*WHAT TO DO*: Extract the full set of records, then give each one again exactly.

::::::::::

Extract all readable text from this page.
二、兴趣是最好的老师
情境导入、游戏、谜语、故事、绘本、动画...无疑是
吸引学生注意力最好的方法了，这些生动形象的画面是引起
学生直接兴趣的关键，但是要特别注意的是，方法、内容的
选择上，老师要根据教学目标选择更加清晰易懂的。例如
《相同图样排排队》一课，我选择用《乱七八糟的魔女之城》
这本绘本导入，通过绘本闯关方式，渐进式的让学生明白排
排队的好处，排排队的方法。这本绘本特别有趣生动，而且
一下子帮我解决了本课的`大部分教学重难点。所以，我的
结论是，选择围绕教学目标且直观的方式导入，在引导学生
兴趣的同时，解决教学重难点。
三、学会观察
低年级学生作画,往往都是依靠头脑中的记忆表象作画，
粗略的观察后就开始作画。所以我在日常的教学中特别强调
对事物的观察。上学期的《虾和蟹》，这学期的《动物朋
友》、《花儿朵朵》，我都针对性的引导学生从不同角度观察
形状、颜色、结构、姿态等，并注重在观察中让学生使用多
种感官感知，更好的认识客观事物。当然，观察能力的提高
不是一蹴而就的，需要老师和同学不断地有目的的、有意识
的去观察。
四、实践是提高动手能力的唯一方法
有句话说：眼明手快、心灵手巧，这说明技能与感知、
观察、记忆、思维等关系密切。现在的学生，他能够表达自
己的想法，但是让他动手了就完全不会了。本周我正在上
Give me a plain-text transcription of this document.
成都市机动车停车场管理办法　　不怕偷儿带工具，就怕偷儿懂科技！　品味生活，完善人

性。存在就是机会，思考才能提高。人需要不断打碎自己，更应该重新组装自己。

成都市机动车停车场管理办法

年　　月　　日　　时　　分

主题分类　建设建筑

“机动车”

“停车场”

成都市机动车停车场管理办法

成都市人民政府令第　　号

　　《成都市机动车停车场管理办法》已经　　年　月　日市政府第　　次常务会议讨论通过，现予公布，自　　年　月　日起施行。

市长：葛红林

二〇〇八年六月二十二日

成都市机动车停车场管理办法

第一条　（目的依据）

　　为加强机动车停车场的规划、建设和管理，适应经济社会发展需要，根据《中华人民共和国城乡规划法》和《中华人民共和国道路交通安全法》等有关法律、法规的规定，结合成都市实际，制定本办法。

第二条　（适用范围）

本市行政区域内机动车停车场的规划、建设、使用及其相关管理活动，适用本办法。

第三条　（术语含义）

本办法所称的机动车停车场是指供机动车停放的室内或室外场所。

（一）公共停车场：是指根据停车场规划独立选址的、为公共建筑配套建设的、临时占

::::::::::

*RESPONSE BELOW*:
Extract all readable text from this page.
二、兴趣是最好的老师
情境导入、游戏、谜语、故事、绘本、动画...无疑是
吸引学生注意力最好的方法了，这些生动形象的画面是引起
学生直接兴趣的关键，但是要特别注意的是，方法、内容的
选择上，老师要根据教学目标选择更加清晰易懂的。例如
《相同图样排排队》一课，我选择用《乱七八糟的魔女之城》
这本绘本导入，通过绘本闯关方式，渐进式的让学生明白排
排队的好处，排排队的方法。这本绘本特别有趣生动，而且
一下子帮我解决了本课的`大部分教学重难点。所以，我的
结论是，选择围绕教学目标且直观的方式导入，在引导学生
兴趣的同时，解决教学重难点。
三、学会观察
低年级学生作画,往往都是依靠头脑中的记忆表象作画，
粗略的观察后就开始作画。所以我在日常的教学中特别强调
对事物的观察。上学期的《虾和蟹》，这学期的《动物朋
友》、《花儿朵朵》，我都针对性的引导学生从不同角度观察
形状、颜色、结构、姿态等，并注重在观察中让学生使用多
种感官感知，更好的认识客观事物。当然，观察能力的提高
不是一蹴而就的，需要老师和同学不断地有目的的、有意识
的去观察。
四、实践是提高动手能力的唯一方法
有句话说：眼明手快、心灵手巧，这说明技能与感知、
观察、记忆、思维等关系密切。现在的学生，他能够表达自
己的想法，但是让他动手了就完全不会了。本周我正在上
Give me a plain-text transcription of this document.
成都市机动车停车场管理办法　　不怕偷儿带工具，就怕偷儿懂科技！　品味生活，完善人

性。存在就是机会，思考才能提高。人需要不断打碎自己，更应该重新组装自己。

成都市机动车停车场管理办法

年　　月　　日　　时　　分

主题分类　建设建筑

“机动车”

“停车场”

成都市机动车停车场管理办法

成都市人民政府令第　　号

　　《成都市机动车停车场管理办法》已经　　年　月　日市政府第　　次常务会议讨论通过，现予公布，自　　年　月　日起施行。

市长：葛红林

二〇〇八年六月二十二日

成都市机动车停车场管理办法

第一条　（目的依据）

　　为加强机动车停车场的规划、建设和管理，适应经济社会发展需要，根据《中华人民共和国城乡规划法》和《中华人民共和国道路交通安全法》等有关法律、法规的规定，结合成都市实际，制定本办法。

第二条　（适用范围）

本市行政区域内机动车停车场的规划、建设、使用及其相关管理活动，适用本办法。

第三条　（术语含义）

本办法所称的机动车停车场是指供机动车停放的室内或室外场所。

（一）公共停车场：是指根据停车场规划独立选址的、为公共建筑配套建设的、临时占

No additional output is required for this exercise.